### INPUT

···

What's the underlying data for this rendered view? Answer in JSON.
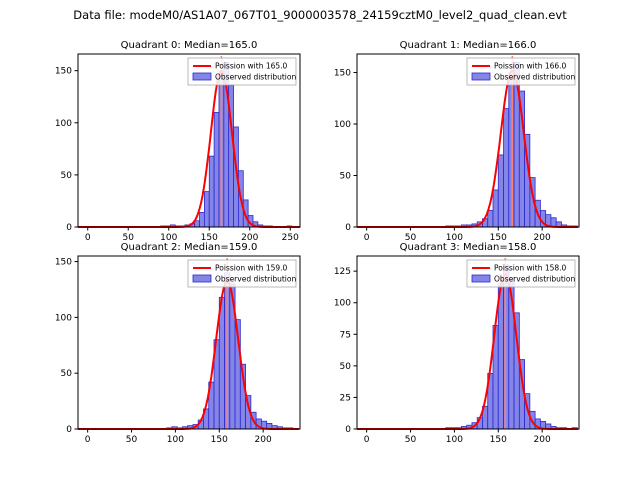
{
  "figure_title": "Data file: modeM0/AS1A07_067T01_9000003578_24159cztM0_level2_quad_clean.evt",
  "colors": {
    "bar_fill": "#8585e8",
    "bar_edge": "#2a2ad0",
    "curve": "#ff0000",
    "median_line": "#fa8072",
    "legend_border": "#aaaaaa",
    "spine": "#000000"
  },
  "chart_data": {
    "type": "bar",
    "layout": "2x2-grid",
    "quadrants": [
      {
        "title": "Quadrant 0: Median=165.0",
        "legend": [
          "Poission with 165.0",
          "Observed distribution"
        ],
        "median": 165,
        "bin_width": 6,
        "bin_centers": [
          93,
          99,
          105,
          111,
          117,
          123,
          129,
          135,
          141,
          147,
          153,
          159,
          165,
          171,
          177,
          183,
          189,
          195,
          201,
          207,
          213,
          219,
          225,
          231,
          237,
          243,
          249
        ],
        "counts": [
          1,
          1,
          2,
          1,
          1,
          2,
          3,
          6,
          14,
          34,
          68,
          110,
          145,
          158,
          136,
          96,
          54,
          26,
          11,
          5,
          2,
          1,
          1,
          0,
          0,
          0,
          1
        ],
        "curve": {
          "mu": 165,
          "sigma": 13,
          "peak": 150
        },
        "x_ticks": [
          0,
          50,
          100,
          150,
          200,
          250
        ],
        "y_ticks": [
          0,
          50,
          100,
          150
        ],
        "xlim": [
          -12,
          262
        ],
        "ylim": 166
      },
      {
        "title": "Quadrant 1: Median=166.0",
        "legend": [
          "Poission with 166.0",
          "Observed distribution"
        ],
        "median": 166,
        "bin_width": 6,
        "bin_centers": [
          93,
          99,
          105,
          111,
          117,
          123,
          129,
          135,
          141,
          147,
          153,
          159,
          165,
          171,
          177,
          183,
          189,
          195,
          201,
          207,
          213,
          219,
          225,
          231,
          237
        ],
        "counts": [
          1,
          1,
          1,
          2,
          2,
          3,
          5,
          8,
          16,
          36,
          70,
          115,
          150,
          160,
          132,
          90,
          48,
          26,
          16,
          12,
          9,
          5,
          2,
          1,
          1
        ],
        "curve": {
          "mu": 166,
          "sigma": 13,
          "peak": 152
        },
        "x_ticks": [
          0,
          50,
          100,
          150,
          200
        ],
        "y_ticks": [
          0,
          50,
          100,
          150
        ],
        "xlim": [
          -11,
          242
        ],
        "ylim": 168
      },
      {
        "title": "Quadrant 2: Median=159.0",
        "legend": [
          "Poission with 159.0",
          "Observed distribution"
        ],
        "median": 159,
        "bin_width": 6,
        "bin_centers": [
          93,
          99,
          105,
          111,
          117,
          123,
          129,
          135,
          141,
          147,
          153,
          159,
          165,
          171,
          177,
          183,
          189,
          195,
          201,
          207,
          213,
          219,
          225,
          231
        ],
        "counts": [
          1,
          2,
          1,
          2,
          3,
          4,
          8,
          18,
          42,
          80,
          118,
          140,
          130,
          98,
          58,
          30,
          15,
          9,
          7,
          5,
          3,
          2,
          1,
          1
        ],
        "curve": {
          "mu": 159,
          "sigma": 12.5,
          "peak": 133
        },
        "x_ticks": [
          0,
          50,
          100,
          150,
          200
        ],
        "y_ticks": [
          0,
          50,
          100,
          150
        ],
        "xlim": [
          -11,
          242
        ],
        "ylim": 155
      },
      {
        "title": "Quadrant 3: Median=158.0",
        "legend": [
          "Poission with 158.0",
          "Observed distribution"
        ],
        "median": 158,
        "bin_width": 6,
        "bin_centers": [
          93,
          99,
          105,
          111,
          117,
          123,
          129,
          135,
          141,
          147,
          153,
          159,
          165,
          171,
          177,
          183,
          189,
          195,
          201,
          207,
          213,
          219,
          225,
          231,
          237
        ],
        "counts": [
          1,
          1,
          1,
          2,
          3,
          5,
          9,
          18,
          44,
          82,
          115,
          130,
          120,
          92,
          55,
          28,
          14,
          8,
          6,
          4,
          2,
          1,
          1,
          0,
          1
        ],
        "curve": {
          "mu": 158,
          "sigma": 12.5,
          "peak": 123
        },
        "x_ticks": [
          0,
          50,
          100,
          150,
          200
        ],
        "y_ticks": [
          0,
          25,
          50,
          75,
          100,
          125
        ],
        "xlim": [
          -11,
          242
        ],
        "ylim": 137
      }
    ]
  }
}
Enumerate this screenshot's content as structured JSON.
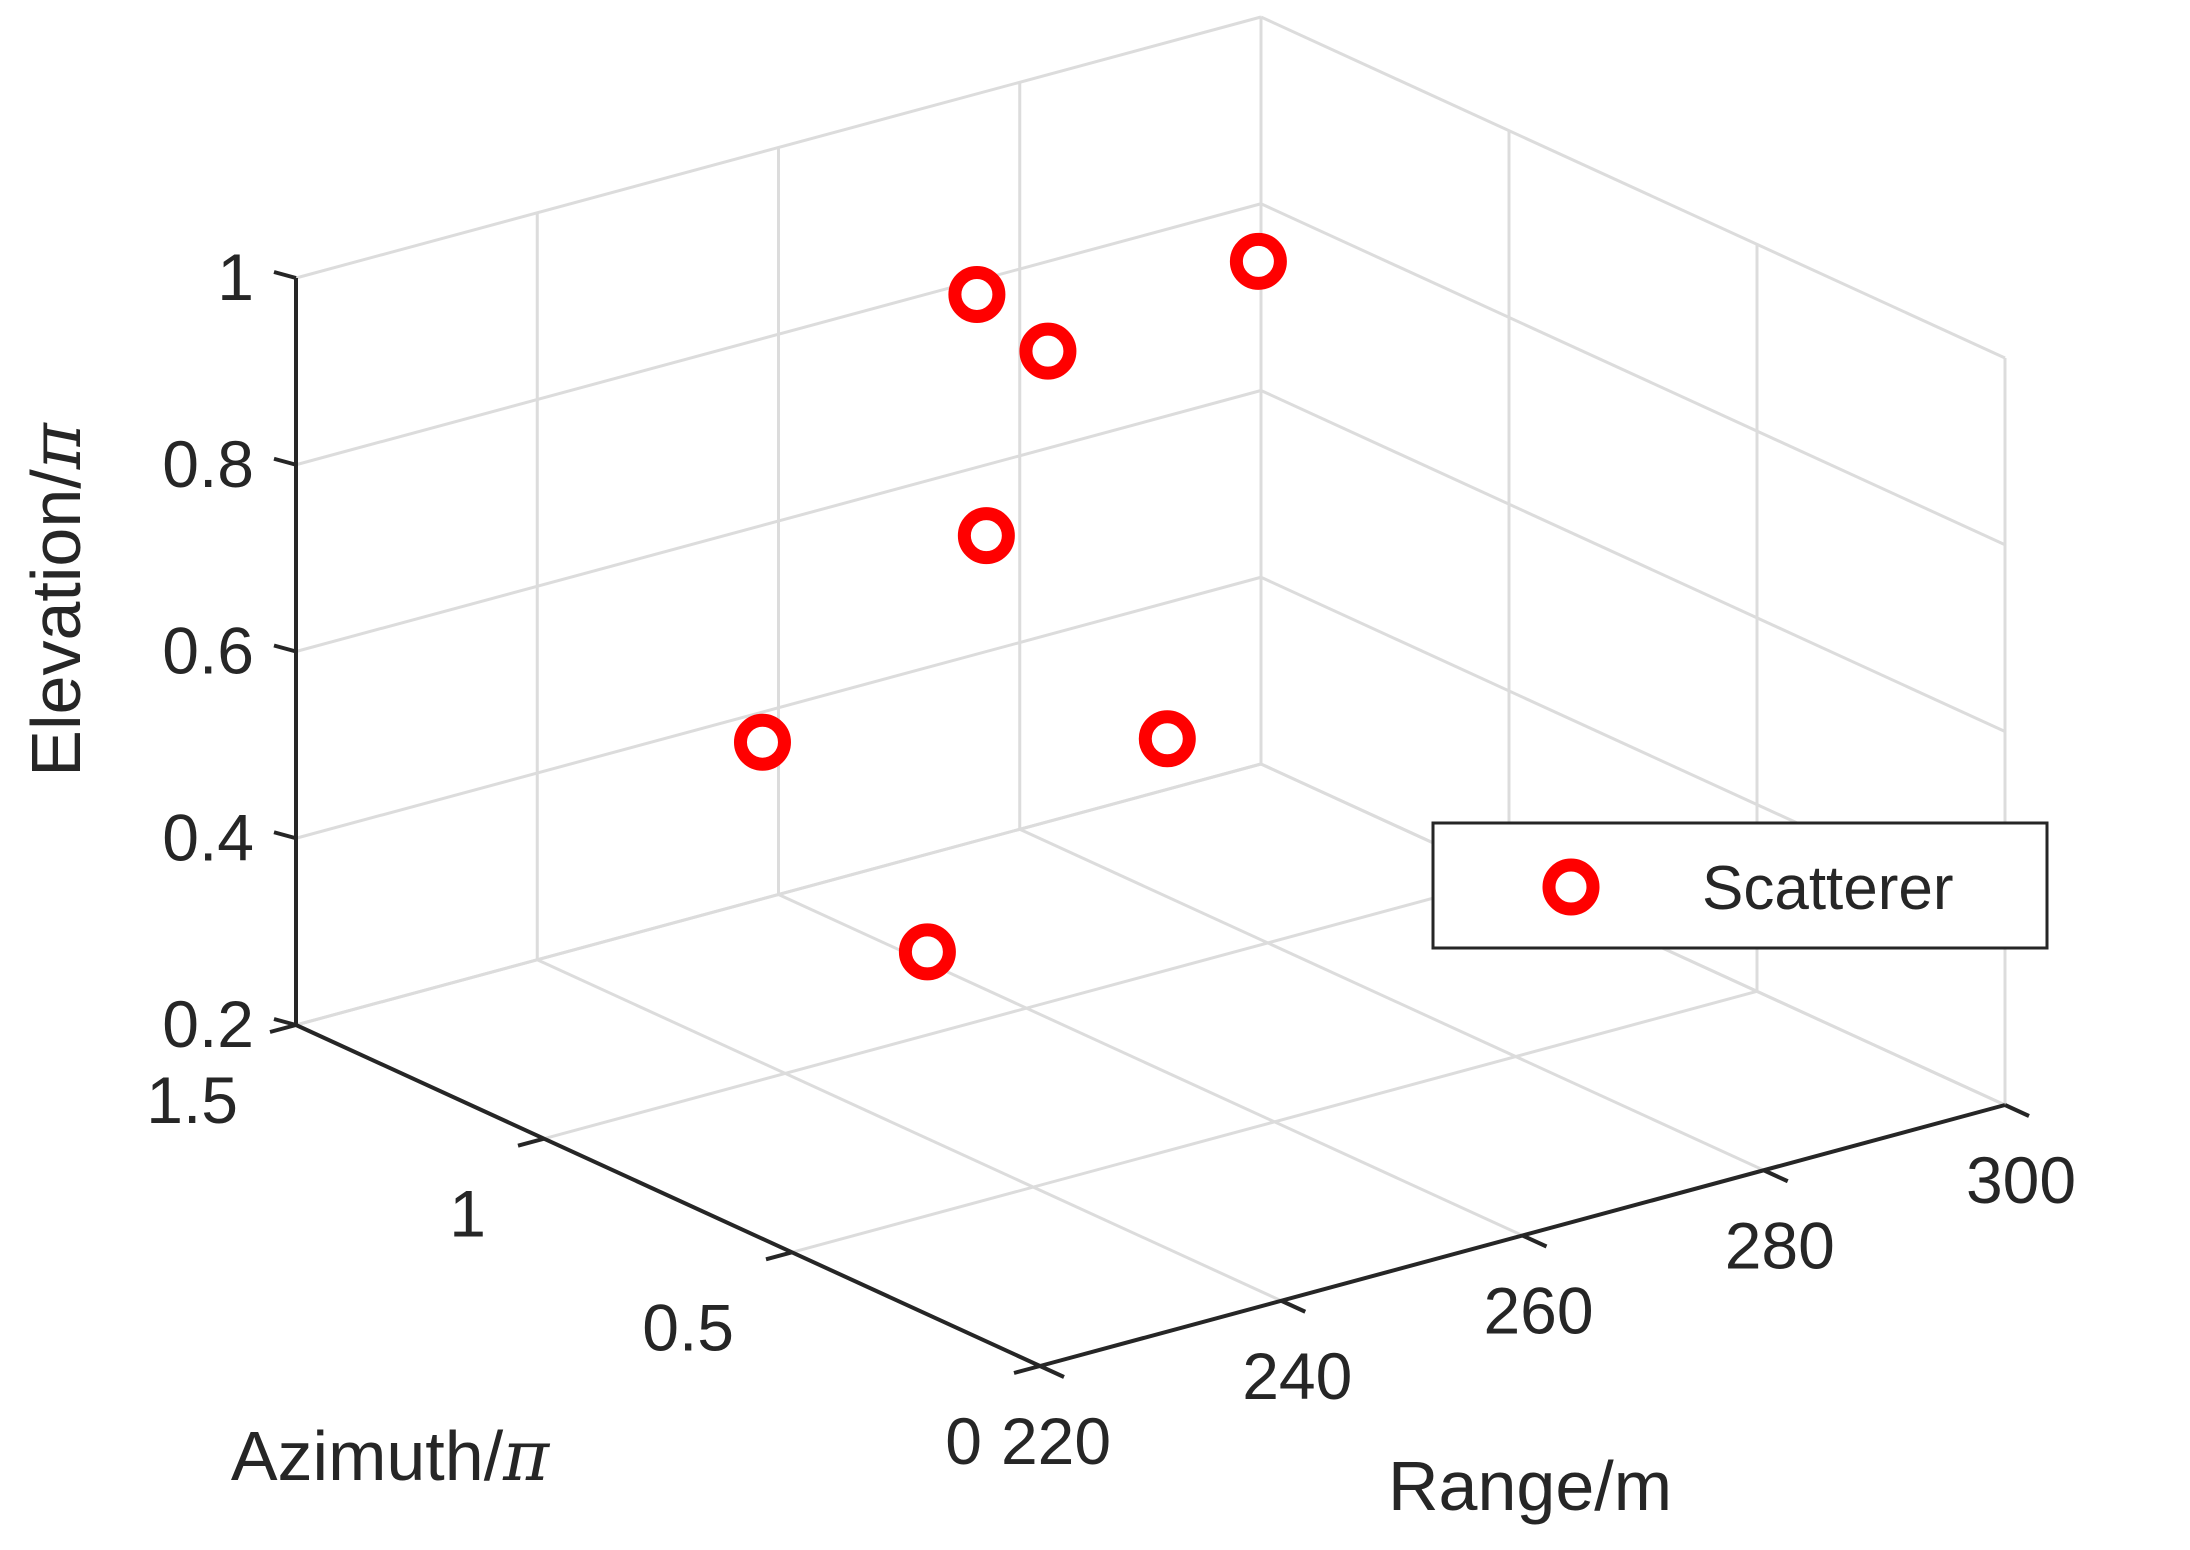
{
  "chart_data": {
    "type": "scatter3d",
    "series": [
      {
        "name": "Scatterer",
        "marker": "circle",
        "color": "#ff0000",
        "points": [
          {
            "range": 223,
            "azimuth": 0.3,
            "elevation": 0.56
          },
          {
            "range": 234,
            "azimuth": 0.9,
            "elevation": 0.6
          },
          {
            "range": 247,
            "azimuth": 0.4,
            "elevation": 0.68
          },
          {
            "range": 232,
            "azimuth": 0.4,
            "elevation": 0.95
          },
          {
            "range": 260,
            "azimuth": 1.1,
            "elevation": 0.94
          },
          {
            "range": 270,
            "azimuth": 1.2,
            "elevation": 0.82
          },
          {
            "range": 271,
            "azimuth": 0.8,
            "elevation": 1.01
          }
        ]
      }
    ],
    "axes": {
      "range": {
        "label": "Range/m",
        "lim": [
          220,
          300
        ],
        "ticks": [
          220,
          240,
          260,
          280,
          300
        ],
        "tick_labels": [
          "220",
          "240",
          "260",
          "280",
          "300"
        ]
      },
      "azimuth": {
        "label_text": "Azimuth/",
        "label_symbol": "π",
        "lim": [
          0,
          1.5
        ],
        "ticks": [
          0,
          0.5,
          1,
          1.5
        ],
        "tick_labels": [
          "0",
          "0.5",
          "1",
          "1.5"
        ]
      },
      "elevation": {
        "label_text": "Elevation/",
        "label_symbol": "π",
        "lim": [
          0.2,
          1
        ],
        "ticks": [
          0.2,
          0.4,
          0.6,
          0.8,
          1
        ],
        "tick_labels": [
          "0.2",
          "0.4",
          "0.6",
          "0.8",
          "1"
        ]
      }
    },
    "grid": true,
    "legend": {
      "placement": "right",
      "entries": [
        "Scatterer"
      ]
    },
    "colors": {
      "axis": "#262626",
      "grid": "#dcdcdc",
      "marker": "#ff0000",
      "background": "#ffffff"
    }
  }
}
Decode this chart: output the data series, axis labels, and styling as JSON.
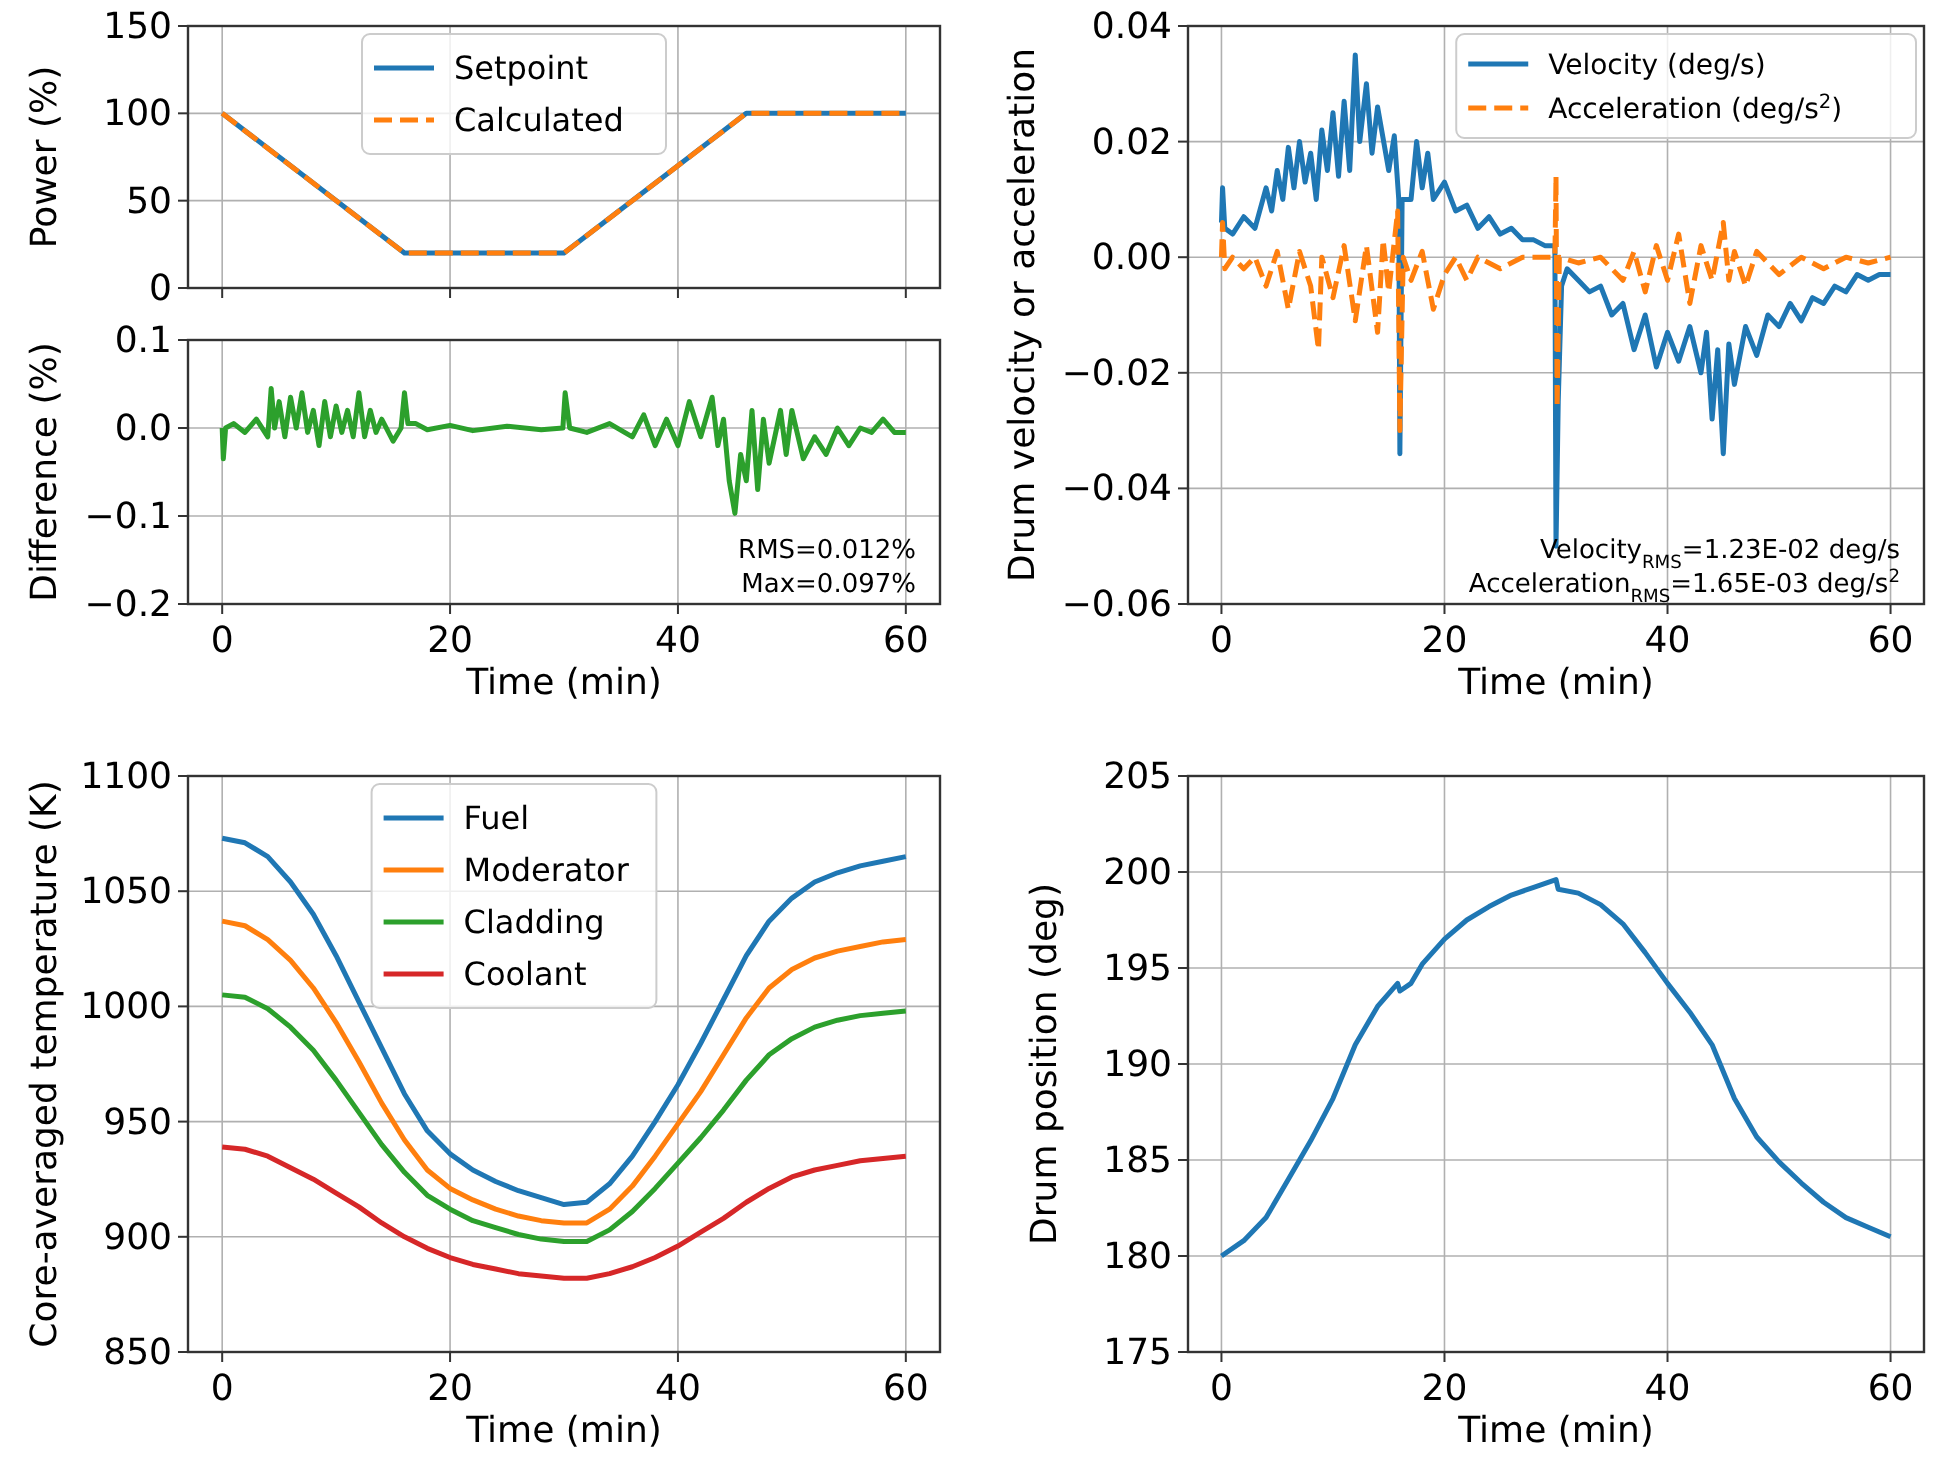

···

### CHALLENGE
In the entries above, identify every line with the word "axis". Copy those lines.

### FULL ANSWER
      "axis": "#262626",
Decode this chart: output the data series, axis labels, and styling as JSON.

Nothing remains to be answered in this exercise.